## Your instructions
Write out the entries below once more, exactly.

## Material
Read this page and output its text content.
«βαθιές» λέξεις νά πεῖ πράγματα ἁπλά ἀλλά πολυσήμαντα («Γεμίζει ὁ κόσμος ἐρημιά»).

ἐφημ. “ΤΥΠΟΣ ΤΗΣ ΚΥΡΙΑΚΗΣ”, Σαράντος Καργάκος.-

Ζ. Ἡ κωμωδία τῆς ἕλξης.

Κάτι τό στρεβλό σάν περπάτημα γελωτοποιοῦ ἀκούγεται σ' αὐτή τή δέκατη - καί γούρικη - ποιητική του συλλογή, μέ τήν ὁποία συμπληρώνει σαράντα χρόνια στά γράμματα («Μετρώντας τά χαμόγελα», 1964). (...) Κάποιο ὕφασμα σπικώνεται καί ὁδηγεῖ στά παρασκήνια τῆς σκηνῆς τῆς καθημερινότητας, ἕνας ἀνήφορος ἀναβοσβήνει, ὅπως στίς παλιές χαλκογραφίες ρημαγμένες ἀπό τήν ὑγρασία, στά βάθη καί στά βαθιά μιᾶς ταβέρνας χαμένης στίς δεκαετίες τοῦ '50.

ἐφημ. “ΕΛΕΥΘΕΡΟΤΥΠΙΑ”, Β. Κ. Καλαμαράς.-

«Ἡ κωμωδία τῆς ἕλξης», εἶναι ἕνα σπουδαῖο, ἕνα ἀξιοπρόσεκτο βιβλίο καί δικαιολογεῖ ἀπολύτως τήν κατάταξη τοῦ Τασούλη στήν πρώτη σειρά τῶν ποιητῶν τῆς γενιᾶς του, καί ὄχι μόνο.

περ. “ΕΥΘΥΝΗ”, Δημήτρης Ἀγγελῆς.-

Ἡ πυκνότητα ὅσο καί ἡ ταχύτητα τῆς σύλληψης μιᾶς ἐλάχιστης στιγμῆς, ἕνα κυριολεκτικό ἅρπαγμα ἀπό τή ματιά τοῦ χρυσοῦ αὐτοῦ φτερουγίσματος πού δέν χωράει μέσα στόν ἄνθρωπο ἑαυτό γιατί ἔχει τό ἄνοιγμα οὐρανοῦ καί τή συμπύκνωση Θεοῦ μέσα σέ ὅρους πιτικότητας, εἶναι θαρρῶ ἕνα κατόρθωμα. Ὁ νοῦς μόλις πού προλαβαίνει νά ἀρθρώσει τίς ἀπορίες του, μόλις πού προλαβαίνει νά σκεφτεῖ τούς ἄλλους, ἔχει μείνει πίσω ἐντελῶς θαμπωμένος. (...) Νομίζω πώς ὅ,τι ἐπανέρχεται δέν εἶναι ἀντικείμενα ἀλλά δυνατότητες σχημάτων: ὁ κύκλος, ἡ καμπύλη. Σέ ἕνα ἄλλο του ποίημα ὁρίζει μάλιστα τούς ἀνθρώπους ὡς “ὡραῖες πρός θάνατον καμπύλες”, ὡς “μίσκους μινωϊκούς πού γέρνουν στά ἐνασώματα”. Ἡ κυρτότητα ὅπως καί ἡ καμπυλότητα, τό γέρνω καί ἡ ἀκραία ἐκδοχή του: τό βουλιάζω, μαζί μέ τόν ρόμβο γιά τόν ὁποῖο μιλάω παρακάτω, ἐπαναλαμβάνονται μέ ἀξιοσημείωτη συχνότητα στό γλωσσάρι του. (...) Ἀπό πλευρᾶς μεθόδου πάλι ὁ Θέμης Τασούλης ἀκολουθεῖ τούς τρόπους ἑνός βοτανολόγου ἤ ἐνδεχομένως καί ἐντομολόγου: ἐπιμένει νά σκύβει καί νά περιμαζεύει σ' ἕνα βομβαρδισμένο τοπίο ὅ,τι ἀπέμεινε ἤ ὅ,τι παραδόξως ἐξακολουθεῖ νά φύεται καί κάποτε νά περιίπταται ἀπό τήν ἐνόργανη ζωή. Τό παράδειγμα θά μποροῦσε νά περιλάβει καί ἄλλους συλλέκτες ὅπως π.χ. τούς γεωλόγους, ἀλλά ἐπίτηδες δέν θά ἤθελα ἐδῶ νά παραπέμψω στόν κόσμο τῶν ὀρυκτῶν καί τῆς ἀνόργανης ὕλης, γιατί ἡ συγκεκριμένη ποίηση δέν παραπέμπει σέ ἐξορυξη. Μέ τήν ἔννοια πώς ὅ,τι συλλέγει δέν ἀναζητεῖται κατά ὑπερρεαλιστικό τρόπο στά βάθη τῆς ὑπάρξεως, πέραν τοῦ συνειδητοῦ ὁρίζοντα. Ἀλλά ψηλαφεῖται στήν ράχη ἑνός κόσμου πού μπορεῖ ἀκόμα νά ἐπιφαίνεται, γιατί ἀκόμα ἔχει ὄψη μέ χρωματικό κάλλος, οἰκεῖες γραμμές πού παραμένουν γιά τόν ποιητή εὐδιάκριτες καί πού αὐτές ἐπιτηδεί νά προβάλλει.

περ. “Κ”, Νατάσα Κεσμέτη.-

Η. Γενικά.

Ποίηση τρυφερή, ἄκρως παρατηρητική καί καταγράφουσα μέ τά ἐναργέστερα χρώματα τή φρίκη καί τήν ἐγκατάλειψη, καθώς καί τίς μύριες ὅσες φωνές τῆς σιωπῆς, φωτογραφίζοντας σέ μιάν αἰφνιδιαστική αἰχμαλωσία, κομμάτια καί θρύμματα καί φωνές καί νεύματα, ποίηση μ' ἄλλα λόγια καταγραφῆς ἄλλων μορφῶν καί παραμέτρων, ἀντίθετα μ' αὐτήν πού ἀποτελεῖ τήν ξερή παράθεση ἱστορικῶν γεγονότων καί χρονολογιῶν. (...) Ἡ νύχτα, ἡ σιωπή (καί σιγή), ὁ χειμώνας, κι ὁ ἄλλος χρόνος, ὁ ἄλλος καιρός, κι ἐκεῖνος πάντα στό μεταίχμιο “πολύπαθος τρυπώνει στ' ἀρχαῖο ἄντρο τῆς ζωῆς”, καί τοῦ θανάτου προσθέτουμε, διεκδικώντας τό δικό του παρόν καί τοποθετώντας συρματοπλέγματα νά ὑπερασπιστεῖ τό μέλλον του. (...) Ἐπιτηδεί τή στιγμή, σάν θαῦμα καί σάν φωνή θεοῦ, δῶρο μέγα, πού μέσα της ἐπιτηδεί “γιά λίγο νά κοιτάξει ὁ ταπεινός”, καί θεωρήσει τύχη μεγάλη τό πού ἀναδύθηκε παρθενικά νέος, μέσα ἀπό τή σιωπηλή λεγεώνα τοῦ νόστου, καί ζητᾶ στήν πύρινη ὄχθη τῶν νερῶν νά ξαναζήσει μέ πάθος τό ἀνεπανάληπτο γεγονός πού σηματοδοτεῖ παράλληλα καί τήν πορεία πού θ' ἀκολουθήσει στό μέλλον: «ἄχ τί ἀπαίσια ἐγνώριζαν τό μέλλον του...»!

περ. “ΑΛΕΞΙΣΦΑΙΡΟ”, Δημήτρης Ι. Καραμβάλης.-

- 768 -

## Answer below
Read this page and output its text content.
«βαθιές» λέξεις νά πεῖ πράγματα ἁπλά ἀλλά πολυσήμαντα («Γεμίζει ὁ κόσμος ἐρημιά»).

ἐφημ. “ΤΥΠΟΣ ΤΗΣ ΚΥΡΙΑΚΗΣ”, Σαράντος Καργάκος.-

Ζ. Ἡ κωμωδία τῆς ἕλξης.

Κάτι τό στρεβλό σάν περπάτημα γελωτοποιοῦ ἀκούγεται σ' αὐτή τή δέκατη - καί γούρικη - ποιητική του συλλογή, μέ τήν ὁποία συμπληρώνει σαράντα χρόνια στά γράμματα («Μετρώντας τά χαμόγελα», 1964). (...) Κάποιο ὕφασμα σπικώνεται καί ὁδηγεῖ στά παρασκήνια τῆς σκηνῆς τῆς καθημερινότητας, ἕνας ἀνήφορος ἀναβοσβήνει, ὅπως στίς παλιές χαλκογραφίες ρημαγμένες ἀπό τήν ὑγρασία, στά βάθη καί στά βαθιά μιᾶς ταβέρνας χαμένης στίς δεκαετίες τοῦ '50.

ἐφημ. “ΕΛΕΥΘΕΡΟΤΥΠΙΑ”, Β. Κ. Καλαμαράς.-

«Ἡ κωμωδία τῆς ἕλξης», εἶναι ἕνα σπουδαῖο, ἕνα ἀξιοπρόσεκτο βιβλίο καί δικαιολογεῖ ἀπολύτως τήν κατάταξη τοῦ Τασούλη στήν πρώτη σειρά τῶν ποιητῶν τῆς γενιᾶς του, καί ὄχι μόνο.

περ. “ΕΥΘΥΝΗ”, Δημήτρης Ἀγγελῆς.-

Ἡ πυκνότητα ὅσο καί ἡ ταχύτητα τῆς σύλληψης μιᾶς ἐλάχιστης στιγμῆς, ἕνα κυριολεκτικό ἅρπαγμα ἀπό τή ματιά τοῦ χρυσοῦ αὐτοῦ φτερουγίσματος πού δέν χωράει μέσα στόν ἄνθρωπο ἑαυτό γιατί ἔχει τό ἄνοιγμα οὐρανοῦ καί τή συμπύκνωση Θεοῦ μέσα σέ ὅρους πιτικότητας, εἶναι θαρρῶ ἕνα κατόρθωμα. Ὁ νοῦς μόλις πού προλαβαίνει νά ἀρθρώσει τίς ἀπορίες του, μόλις πού προλαβαίνει νά σκεφτεῖ τούς ἄλλους, ἔχει μείνει πίσω ἐντελῶς θαμπωμένος. (...) Νομίζω πώς ὅ,τι ἐπανέρχεται δέν εἶναι ἀντικείμενα ἀλλά δυνατότητες σχημάτων: ὁ κύκλος, ἡ καμπύλη. Σέ ἕνα ἄλλο του ποίημα ὁρίζει μάλιστα τούς ἀνθρώπους ὡς “ὡραῖες πρός θάνατον καμπύλες”, ὡς “μίσκους μινωϊκούς πού γέρνουν στά ἐνασώματα”. Ἡ κυρτότητα ὅπως καί ἡ καμπυλότητα, τό γέρνω καί ἡ ἀκραία ἐκδοχή του: τό βουλιάζω, μαζί μέ τόν ρόμβο γιά τόν ὁποῖο μιλάω παρακάτω, ἐπαναλαμβάνονται μέ ἀξιοσημείωτη συχνότητα στό γλωσσάρι του. (...) Ἀπό πλευρᾶς μεθόδου πάλι ὁ Θέμης Τασούλης ἀκολουθεῖ τούς τρόπους ἑνός βοτανολόγου ἤ ἐνδεχομένως καί ἐντομολόγου: ἐπιμένει νά σκύβει καί νά περιμαζεύει σ' ἕνα βομβαρδισμένο τοπίο ὅ,τι ἀπέμεινε ἤ ὅ,τι παραδόξως ἐξακολουθεῖ νά φύεται καί κάποτε νά περιίπταται ἀπό τήν ἐνόργανη ζωή. Τό παράδειγμα θά μποροῦσε νά περιλάβει καί ἄλλους συλλέκτες ὅπως π.χ. τούς γεωλόγους, ἀλλά ἐπίτηδες δέν θά ἤθελα ἐδῶ νά παραπέμψω στόν κόσμο τῶν ὀρυκτῶν καί τῆς ἀνόργανης ὕλης, γιατί ἡ συγκεκριμένη ποίηση δέν παραπέμπει σέ ἐξορυξη. Μέ τήν ἔννοια πώς ὅ,τι συλλέγει δέν ἀναζητεῖται κατά ὑπερρεαλιστικό τρόπο στά βάθη τῆς ὑπάρξεως, πέραν τοῦ συνειδητοῦ ὁρίζοντα. Ἀλλά ψηλαφεῖται στήν ράχη ἑνός κόσμου πού μπορεῖ ἀκόμα νά ἐπιφαίνεται, γιατί ἀκόμα ἔχει ὄψη μέ χρωματικό κάλλος, οἰκεῖες γραμμές πού παραμένουν γιά τόν ποιητή εὐδιάκριτες καί πού αὐτές ἐπιτηδεί νά προβάλλει.

περ. “Κ”, Νατάσα Κεσμέτη.-

Η. Γενικά.

Ποίηση τρυφερή, ἄκρως παρατηρητική καί καταγράφουσα μέ τά ἐναργέστερα χρώματα τή φρίκη καί τήν ἐγκατάλειψη, καθώς καί τίς μύριες ὅσες φωνές τῆς σιωπῆς, φωτογραφίζοντας σέ μιάν αἰφνιδιαστική αἰχμαλωσία, κομμάτια καί θρύμματα καί φωνές καί νεύματα, ποίηση μ' ἄλλα λόγια καταγραφῆς ἄλλων μορφῶν καί παραμέτρων, ἀντίθετα μ' αὐτήν πού ἀποτελεῖ τήν ξερή παράθεση ἱστορικῶν γεγονότων καί χρονολογιῶν. (...) Ἡ νύχτα, ἡ σιωπή (καί σιγή), ὁ χειμώνας, κι ὁ ἄλλος χρόνος, ὁ ἄλλος καιρός, κι ἐκεῖνος πάντα στό μεταίχμιο “πολύπαθος τρυπώνει στ' ἀρχαῖο ἄντρο τῆς ζωῆς”, καί τοῦ θανάτου προσθέτουμε, διεκδικώντας τό δικό του παρόν καί τοποθετώντας συρματοπλέγματα νά ὑπερασπιστεῖ τό μέλλον του. (...) Ἐπιτηδεί τή στιγμή, σάν θαῦμα καί σάν φωνή θεοῦ, δῶρο μέγα, πού μέσα της ἐπιτηδεί “γιά λίγο νά κοιτάξει ὁ ταπεινός”, καί θεωρήσει τύχη μεγάλη τό πού ἀναδύθηκε παρθενικά νέος, μέσα ἀπό τή σιωπηλή λεγεώνα τοῦ νόστου, καί ζητᾶ στήν πύρινη ὄχθη τῶν νερῶν νά ξαναζήσει μέ πάθος τό ἀνεπανάληπτο γεγονός πού σηματοδοτεῖ παράλληλα καί τήν πορεία πού θ' ἀκολουθήσει στό μέλλον: «ἄχ τί ἀπαίσια ἐγνώριζαν τό μέλλον του...»!

περ. “ΑΛΕΞΙΣΦΑΙΡΟ”, Δημήτρης Ι. Καραμβάλης.-

- 768 -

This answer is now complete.